:: The records

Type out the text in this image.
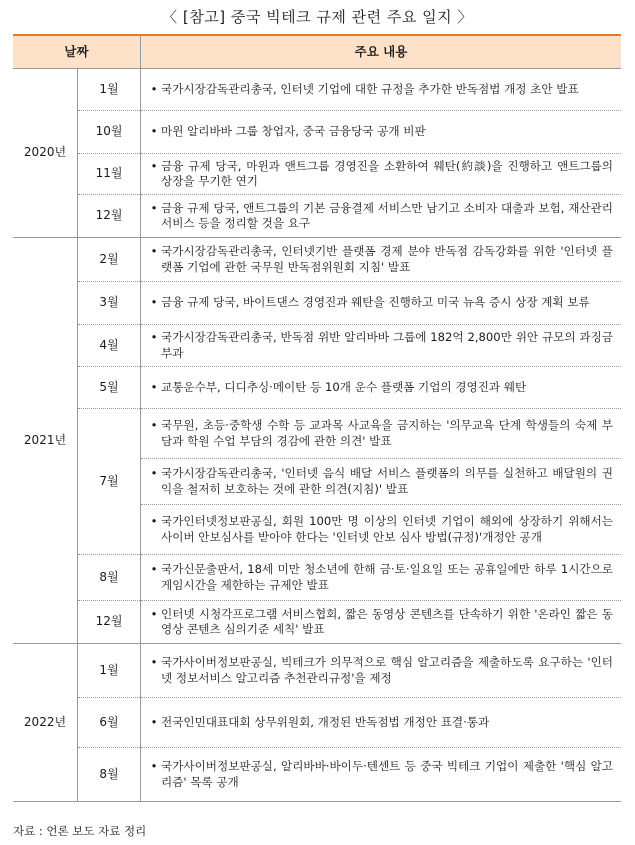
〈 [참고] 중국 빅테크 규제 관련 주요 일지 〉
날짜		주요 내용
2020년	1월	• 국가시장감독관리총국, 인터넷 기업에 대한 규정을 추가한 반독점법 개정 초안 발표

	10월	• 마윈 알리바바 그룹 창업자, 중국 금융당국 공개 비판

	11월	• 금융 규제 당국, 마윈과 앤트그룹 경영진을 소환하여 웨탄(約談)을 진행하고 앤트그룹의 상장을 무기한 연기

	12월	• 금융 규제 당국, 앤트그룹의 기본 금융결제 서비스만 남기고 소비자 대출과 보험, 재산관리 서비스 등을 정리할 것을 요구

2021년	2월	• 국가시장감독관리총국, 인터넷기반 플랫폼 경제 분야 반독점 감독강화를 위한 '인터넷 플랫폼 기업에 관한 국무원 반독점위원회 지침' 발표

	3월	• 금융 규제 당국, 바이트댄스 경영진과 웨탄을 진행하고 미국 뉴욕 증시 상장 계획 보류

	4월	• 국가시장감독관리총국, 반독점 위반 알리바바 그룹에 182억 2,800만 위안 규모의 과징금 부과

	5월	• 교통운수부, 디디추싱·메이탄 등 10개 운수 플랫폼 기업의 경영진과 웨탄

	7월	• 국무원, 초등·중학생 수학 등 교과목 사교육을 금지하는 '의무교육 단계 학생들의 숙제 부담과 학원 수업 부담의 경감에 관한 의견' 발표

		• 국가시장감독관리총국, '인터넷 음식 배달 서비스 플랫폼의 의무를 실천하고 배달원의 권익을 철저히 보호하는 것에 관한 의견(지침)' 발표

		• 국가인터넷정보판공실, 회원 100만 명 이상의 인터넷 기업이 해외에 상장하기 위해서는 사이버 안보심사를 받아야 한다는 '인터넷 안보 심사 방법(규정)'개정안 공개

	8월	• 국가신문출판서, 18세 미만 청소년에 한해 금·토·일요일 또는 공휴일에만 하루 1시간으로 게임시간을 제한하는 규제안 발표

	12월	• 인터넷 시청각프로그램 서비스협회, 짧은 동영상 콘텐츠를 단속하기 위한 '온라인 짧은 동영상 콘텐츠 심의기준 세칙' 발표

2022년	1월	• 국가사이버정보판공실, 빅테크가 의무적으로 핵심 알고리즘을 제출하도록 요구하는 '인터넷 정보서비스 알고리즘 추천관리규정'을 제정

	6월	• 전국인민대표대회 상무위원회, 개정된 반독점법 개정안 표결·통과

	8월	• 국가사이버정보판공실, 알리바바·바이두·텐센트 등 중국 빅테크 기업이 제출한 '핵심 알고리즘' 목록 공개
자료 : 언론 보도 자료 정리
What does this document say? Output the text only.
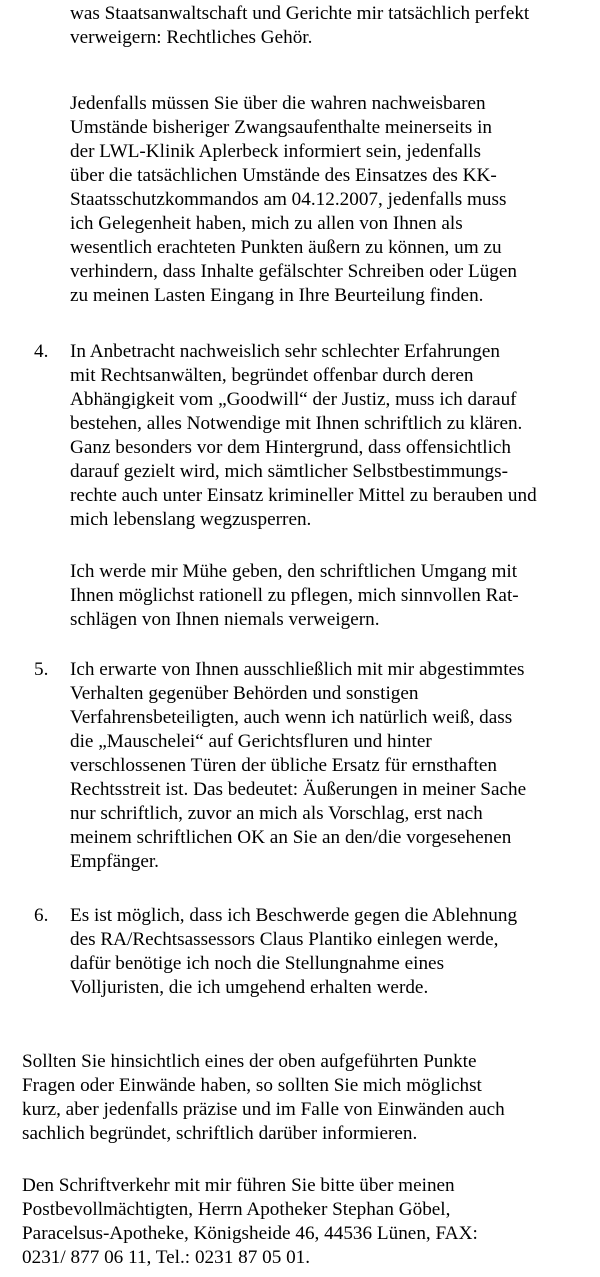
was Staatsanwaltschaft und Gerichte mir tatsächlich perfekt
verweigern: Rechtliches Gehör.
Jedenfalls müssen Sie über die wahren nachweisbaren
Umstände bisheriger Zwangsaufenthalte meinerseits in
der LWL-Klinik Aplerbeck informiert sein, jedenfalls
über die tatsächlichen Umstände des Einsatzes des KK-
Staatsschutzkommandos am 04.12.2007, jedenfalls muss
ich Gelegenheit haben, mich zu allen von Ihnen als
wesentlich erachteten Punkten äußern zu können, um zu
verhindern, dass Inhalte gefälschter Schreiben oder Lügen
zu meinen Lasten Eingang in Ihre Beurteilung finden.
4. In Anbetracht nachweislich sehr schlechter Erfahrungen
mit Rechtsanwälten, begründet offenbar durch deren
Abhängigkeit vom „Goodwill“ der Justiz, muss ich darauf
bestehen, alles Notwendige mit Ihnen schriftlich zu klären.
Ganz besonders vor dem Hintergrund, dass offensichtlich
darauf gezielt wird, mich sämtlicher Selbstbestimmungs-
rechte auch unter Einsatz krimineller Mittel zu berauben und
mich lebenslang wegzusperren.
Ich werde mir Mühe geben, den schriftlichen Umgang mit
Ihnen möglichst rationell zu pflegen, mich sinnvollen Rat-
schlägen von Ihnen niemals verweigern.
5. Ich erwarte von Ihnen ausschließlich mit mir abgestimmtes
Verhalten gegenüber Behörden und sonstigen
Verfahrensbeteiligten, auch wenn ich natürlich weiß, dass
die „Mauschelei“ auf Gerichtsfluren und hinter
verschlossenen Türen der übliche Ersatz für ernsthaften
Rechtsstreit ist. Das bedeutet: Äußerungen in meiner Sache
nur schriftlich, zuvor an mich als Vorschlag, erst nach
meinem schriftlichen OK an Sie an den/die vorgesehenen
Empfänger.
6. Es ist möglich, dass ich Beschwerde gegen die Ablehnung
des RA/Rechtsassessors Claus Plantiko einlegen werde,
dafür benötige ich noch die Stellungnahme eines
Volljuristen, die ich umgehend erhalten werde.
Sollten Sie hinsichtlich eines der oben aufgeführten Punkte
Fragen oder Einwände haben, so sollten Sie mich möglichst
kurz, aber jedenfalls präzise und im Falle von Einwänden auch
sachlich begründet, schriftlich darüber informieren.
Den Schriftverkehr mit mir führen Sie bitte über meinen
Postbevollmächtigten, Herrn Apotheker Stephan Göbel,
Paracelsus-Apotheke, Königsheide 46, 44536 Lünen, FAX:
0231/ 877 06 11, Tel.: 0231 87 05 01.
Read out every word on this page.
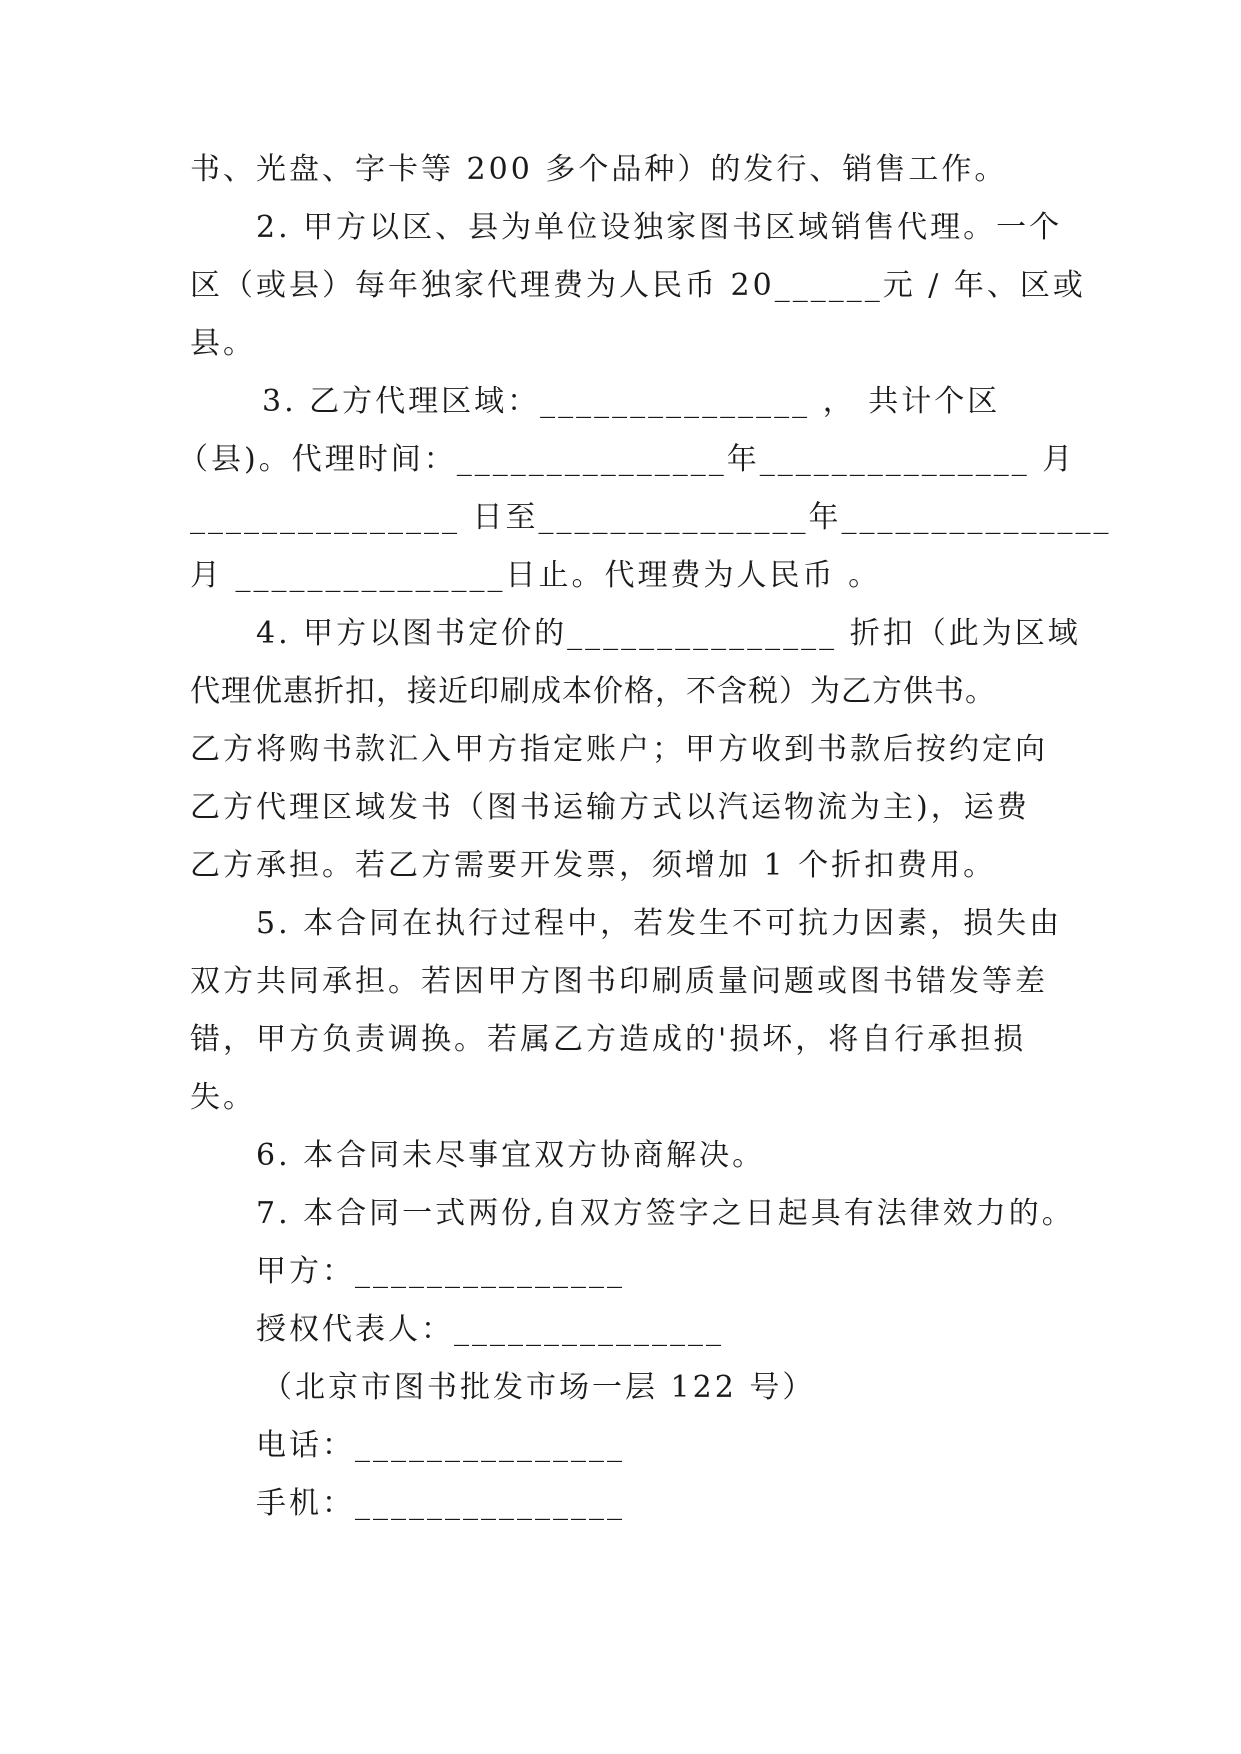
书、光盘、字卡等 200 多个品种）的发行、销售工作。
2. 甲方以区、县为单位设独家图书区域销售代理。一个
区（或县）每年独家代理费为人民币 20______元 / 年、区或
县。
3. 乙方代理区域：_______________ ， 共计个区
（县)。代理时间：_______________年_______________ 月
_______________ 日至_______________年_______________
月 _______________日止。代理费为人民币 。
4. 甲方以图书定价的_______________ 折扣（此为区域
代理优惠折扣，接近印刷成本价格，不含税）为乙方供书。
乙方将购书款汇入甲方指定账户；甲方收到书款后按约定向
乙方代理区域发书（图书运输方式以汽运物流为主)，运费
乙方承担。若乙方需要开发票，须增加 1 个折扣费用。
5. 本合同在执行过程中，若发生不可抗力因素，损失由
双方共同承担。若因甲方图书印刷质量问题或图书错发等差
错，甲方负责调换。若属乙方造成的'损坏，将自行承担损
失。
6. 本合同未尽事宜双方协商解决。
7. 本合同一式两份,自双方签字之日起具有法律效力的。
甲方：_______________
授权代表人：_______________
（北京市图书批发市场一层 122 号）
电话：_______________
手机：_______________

::::

_Requirements_: The required answer is a single number: the count of lines in the entries that hold the string "경영진과".

_Response below_: 2